For the records that follow, return only the count of lines containing the string "glyph".
=== DATA IN THIS EXERCISE ===
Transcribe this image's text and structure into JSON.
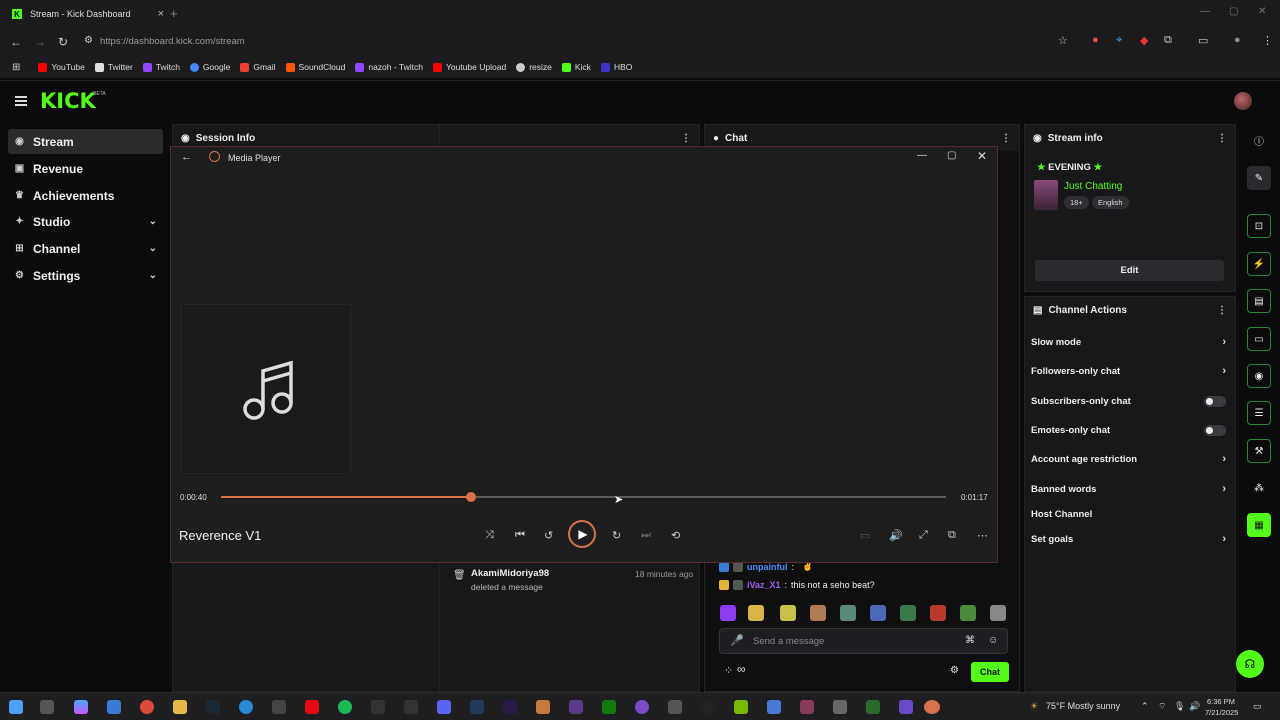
{
  "browser": {
    "tab_title": "Stream - Kick Dashboard",
    "tab_close": "×",
    "new_tab": "+",
    "url": "https://dashboard.kick.com/stream",
    "bookmarks": [
      {
        "label": "YouTube",
        "color": "#ff0000"
      },
      {
        "label": "Twitter",
        "color": "#dddddd"
      },
      {
        "label": "Twitch",
        "color": "#9146ff"
      },
      {
        "label": "Google",
        "color": "#4285f4"
      },
      {
        "label": "Gmail",
        "color": "#ea4335"
      },
      {
        "label": "SoundCloud",
        "color": "#ff5500"
      },
      {
        "label": "nazoh - Twitch",
        "color": "#9146ff"
      },
      {
        "label": "Youtube Upload",
        "color": "#ff0000"
      },
      {
        "label": "resize",
        "color": "#cccccc"
      },
      {
        "label": "Kick",
        "color": "#53fc18"
      },
      {
        "label": "HBO",
        "color": "#3a35c8"
      }
    ]
  },
  "kick": {
    "logo": "KICK",
    "beta": "BETA",
    "accent": "#53fc18"
  },
  "sidebar": {
    "items": [
      {
        "label": "Stream",
        "icon": "broadcast-icon",
        "glyph": "((·))",
        "chevron": false
      },
      {
        "label": "Revenue",
        "icon": "money-icon",
        "glyph": "▣",
        "chevron": false
      },
      {
        "label": "Achievements",
        "icon": "trophy-icon",
        "glyph": "♛",
        "chevron": false
      },
      {
        "label": "Studio",
        "icon": "studio-icon",
        "glyph": "⊹",
        "chevron": true
      },
      {
        "label": "Channel",
        "icon": "channel-icon",
        "glyph": "⊞",
        "chevron": true
      },
      {
        "label": "Settings",
        "icon": "gear-icon",
        "glyph": "⚙",
        "chevron": true
      }
    ]
  },
  "panels": {
    "session_info": "Session Info",
    "chat": "Chat",
    "stream_info": "Stream info",
    "channel_actions": "Channel Actions"
  },
  "player": {
    "title": "Media Player",
    "song": "Reverence V1",
    "elapsed": "0:00:40",
    "duration": "0:01:17",
    "progress": 0.345
  },
  "stream_info": {
    "title": "EVENING",
    "category": "Just Chatting",
    "tags": [
      "18+",
      "English"
    ],
    "edit_label": "Edit"
  },
  "channel_actions": [
    {
      "label": "Slow mode",
      "type": "chevron"
    },
    {
      "label": "Followers-only chat",
      "type": "chevron"
    },
    {
      "label": "Subscribers-only chat",
      "type": "toggle"
    },
    {
      "label": "Emotes-only chat",
      "type": "toggle"
    },
    {
      "label": "Account age restriction",
      "type": "chevron"
    },
    {
      "label": "Banned words",
      "type": "chevron"
    },
    {
      "label": "Host Channel",
      "type": "none"
    },
    {
      "label": "Set goals",
      "type": "chevron"
    }
  ],
  "session_log": {
    "user": "AkamiMidoriya98",
    "action": "deleted a message",
    "time": "18 minutes ago"
  },
  "chat": {
    "messages": [
      {
        "user": "unpainful",
        "text": "",
        "user_color": "#4f8ff7"
      },
      {
        "user": "iVaz_X1",
        "text": "this not a seho beat?",
        "user_color": "#a35cf0"
      }
    ],
    "placeholder": "Send a message",
    "send_label": "Chat",
    "infinity": "∞"
  },
  "taskbar": {
    "weather": "75°F  Mostly sunny",
    "time": "6:36 PM",
    "date": "7/21/2025"
  }
}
===
▶ COMPLETE OUTPUT:
6